Scan the lines below for the string "icon" and copy every one that has it.

>> start

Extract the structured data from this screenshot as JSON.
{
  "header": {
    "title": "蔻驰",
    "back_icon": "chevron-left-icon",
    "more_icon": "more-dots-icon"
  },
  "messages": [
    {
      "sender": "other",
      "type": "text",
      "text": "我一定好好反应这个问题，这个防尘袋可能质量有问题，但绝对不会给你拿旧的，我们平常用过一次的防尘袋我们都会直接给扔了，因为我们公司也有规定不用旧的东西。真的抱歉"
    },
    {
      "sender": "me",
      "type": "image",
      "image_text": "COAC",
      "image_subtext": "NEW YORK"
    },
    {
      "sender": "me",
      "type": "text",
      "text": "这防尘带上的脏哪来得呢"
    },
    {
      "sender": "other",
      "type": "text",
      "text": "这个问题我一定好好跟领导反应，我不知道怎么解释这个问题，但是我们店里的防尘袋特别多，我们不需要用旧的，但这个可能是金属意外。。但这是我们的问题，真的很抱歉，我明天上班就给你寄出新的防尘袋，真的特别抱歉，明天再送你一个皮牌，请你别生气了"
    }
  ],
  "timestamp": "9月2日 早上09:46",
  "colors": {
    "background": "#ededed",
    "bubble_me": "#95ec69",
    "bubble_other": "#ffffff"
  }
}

>> end

Response to the task —
    "back_icon": "chevron-left-icon",
    "more_icon": "more-dots-icon"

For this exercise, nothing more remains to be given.